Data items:
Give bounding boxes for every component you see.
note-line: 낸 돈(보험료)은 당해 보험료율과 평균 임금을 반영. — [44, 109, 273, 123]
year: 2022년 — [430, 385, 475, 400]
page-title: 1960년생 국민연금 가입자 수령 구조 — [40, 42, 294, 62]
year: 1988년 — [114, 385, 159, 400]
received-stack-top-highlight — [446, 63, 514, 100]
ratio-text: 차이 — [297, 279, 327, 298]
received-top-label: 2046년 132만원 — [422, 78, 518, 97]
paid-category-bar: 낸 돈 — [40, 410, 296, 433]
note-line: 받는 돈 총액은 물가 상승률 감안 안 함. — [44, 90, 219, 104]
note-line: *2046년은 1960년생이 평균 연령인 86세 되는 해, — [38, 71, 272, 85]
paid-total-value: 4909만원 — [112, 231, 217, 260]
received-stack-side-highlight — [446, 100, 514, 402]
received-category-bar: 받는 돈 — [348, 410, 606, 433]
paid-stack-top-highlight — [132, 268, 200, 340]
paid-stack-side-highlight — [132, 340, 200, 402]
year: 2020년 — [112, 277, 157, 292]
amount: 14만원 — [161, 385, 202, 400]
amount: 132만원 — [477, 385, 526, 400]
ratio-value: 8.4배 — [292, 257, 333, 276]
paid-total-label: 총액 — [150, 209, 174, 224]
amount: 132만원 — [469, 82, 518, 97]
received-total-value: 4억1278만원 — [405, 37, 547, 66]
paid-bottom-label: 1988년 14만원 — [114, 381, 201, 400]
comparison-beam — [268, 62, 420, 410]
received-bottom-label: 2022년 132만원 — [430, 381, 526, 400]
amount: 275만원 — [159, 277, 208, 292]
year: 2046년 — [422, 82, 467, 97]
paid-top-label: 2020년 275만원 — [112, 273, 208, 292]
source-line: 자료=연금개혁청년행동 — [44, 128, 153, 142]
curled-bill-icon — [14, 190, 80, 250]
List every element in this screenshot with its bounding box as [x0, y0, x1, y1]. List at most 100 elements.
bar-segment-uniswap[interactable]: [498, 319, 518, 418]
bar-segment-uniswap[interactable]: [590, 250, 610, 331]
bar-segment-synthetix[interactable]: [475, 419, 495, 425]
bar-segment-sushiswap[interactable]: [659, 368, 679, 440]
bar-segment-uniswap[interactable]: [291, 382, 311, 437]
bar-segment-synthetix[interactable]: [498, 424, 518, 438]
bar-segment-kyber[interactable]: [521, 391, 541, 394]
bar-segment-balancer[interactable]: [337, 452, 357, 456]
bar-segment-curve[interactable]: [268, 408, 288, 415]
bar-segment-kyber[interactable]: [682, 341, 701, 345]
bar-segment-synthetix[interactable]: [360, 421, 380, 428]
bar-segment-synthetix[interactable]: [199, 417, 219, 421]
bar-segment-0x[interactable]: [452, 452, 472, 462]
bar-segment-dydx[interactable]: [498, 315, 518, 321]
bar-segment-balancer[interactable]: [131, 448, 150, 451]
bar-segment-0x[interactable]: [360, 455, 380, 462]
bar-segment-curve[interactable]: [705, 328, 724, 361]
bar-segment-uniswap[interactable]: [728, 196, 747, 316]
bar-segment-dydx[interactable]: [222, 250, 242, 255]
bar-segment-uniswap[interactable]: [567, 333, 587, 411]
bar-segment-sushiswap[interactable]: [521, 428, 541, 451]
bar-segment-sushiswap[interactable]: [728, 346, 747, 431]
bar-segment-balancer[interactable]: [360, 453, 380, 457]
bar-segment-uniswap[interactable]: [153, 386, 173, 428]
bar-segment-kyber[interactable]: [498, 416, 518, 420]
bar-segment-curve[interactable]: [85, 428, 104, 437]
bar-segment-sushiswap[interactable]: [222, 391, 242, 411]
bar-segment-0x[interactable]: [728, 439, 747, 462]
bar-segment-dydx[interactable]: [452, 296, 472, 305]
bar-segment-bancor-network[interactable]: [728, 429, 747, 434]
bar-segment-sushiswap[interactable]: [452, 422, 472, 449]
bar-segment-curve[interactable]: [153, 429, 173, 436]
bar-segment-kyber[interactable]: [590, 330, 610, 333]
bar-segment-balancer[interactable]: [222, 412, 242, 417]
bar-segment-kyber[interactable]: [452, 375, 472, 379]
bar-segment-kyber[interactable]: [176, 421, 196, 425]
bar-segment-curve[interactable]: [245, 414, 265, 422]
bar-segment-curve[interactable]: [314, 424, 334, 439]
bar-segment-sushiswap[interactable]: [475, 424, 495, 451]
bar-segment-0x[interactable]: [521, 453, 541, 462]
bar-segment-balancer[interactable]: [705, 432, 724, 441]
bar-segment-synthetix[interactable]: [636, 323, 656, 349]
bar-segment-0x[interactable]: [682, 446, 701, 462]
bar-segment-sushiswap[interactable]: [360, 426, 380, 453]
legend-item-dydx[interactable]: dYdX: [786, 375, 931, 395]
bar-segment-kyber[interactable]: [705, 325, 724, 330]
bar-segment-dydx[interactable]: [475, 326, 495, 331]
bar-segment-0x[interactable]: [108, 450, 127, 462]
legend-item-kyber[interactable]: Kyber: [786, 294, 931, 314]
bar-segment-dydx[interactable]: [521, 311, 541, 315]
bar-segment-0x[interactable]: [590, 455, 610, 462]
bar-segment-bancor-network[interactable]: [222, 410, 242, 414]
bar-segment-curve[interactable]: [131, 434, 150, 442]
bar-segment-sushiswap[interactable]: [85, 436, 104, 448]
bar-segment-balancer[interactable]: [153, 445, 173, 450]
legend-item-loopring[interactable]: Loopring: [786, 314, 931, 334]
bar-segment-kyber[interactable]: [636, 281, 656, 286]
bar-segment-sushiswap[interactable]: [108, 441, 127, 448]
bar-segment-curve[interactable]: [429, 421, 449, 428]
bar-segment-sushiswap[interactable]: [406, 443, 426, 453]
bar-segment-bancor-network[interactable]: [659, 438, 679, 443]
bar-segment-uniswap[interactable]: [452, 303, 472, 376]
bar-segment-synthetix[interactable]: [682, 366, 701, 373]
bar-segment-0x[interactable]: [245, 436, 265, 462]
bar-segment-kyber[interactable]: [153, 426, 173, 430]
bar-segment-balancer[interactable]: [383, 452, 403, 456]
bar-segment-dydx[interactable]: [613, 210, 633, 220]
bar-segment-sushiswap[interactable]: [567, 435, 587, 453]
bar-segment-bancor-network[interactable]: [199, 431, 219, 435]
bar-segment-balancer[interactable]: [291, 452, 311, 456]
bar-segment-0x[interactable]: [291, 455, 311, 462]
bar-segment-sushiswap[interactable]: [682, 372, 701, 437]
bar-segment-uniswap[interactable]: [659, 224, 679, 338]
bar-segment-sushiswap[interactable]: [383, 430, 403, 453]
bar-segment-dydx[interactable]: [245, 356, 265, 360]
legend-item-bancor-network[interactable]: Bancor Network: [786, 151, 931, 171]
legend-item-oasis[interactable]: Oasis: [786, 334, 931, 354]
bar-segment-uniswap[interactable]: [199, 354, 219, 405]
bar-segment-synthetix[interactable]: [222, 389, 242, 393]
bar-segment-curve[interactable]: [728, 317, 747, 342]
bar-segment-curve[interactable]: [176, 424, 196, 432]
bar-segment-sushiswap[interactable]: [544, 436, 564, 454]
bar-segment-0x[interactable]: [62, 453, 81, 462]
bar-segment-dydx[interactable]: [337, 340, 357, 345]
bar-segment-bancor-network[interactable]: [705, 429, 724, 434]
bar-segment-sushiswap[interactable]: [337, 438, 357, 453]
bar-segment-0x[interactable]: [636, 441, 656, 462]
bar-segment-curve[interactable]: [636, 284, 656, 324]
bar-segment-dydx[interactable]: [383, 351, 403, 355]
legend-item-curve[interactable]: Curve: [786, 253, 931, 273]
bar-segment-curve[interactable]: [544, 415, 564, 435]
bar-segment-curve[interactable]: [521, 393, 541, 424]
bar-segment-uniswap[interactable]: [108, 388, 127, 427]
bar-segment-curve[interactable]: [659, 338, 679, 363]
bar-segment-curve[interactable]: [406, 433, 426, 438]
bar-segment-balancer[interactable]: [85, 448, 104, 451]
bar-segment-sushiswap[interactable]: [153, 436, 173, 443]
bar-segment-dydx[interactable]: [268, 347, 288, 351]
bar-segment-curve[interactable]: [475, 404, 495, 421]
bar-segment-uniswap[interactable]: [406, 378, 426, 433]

**SHORT EXERCISE**
Reproduce word for word every line of the items, starting at the very first line and ending at the line containing "paid-stack-top-highlight — [132, 268, 200, 340]", with both of those lines included.

**TASK SOLUTION**
Give bounding boxes for every component you see.
note-line: 낸 돈(보험료)은 당해 보험료율과 평균 임금을 반영. — [44, 109, 273, 123]
year: 2022년 — [430, 385, 475, 400]
page-title: 1960년생 국민연금 가입자 수령 구조 — [40, 42, 294, 62]
year: 1988년 — [114, 385, 159, 400]
received-stack-top-highlight — [446, 63, 514, 100]
ratio-text: 차이 — [297, 279, 327, 298]
received-top-label: 2046년 132만원 — [422, 78, 518, 97]
paid-category-bar: 낸 돈 — [40, 410, 296, 433]
note-line: 받는 돈 총액은 물가 상승률 감안 안 함. — [44, 90, 219, 104]
note-line: *2046년은 1960년생이 평균 연령인 86세 되는 해, — [38, 71, 272, 85]
paid-total-value: 4909만원 — [112, 231, 217, 260]
received-stack-side-highlight — [446, 100, 514, 402]
received-category-bar: 받는 돈 — [348, 410, 606, 433]
paid-stack-top-highlight — [132, 268, 200, 340]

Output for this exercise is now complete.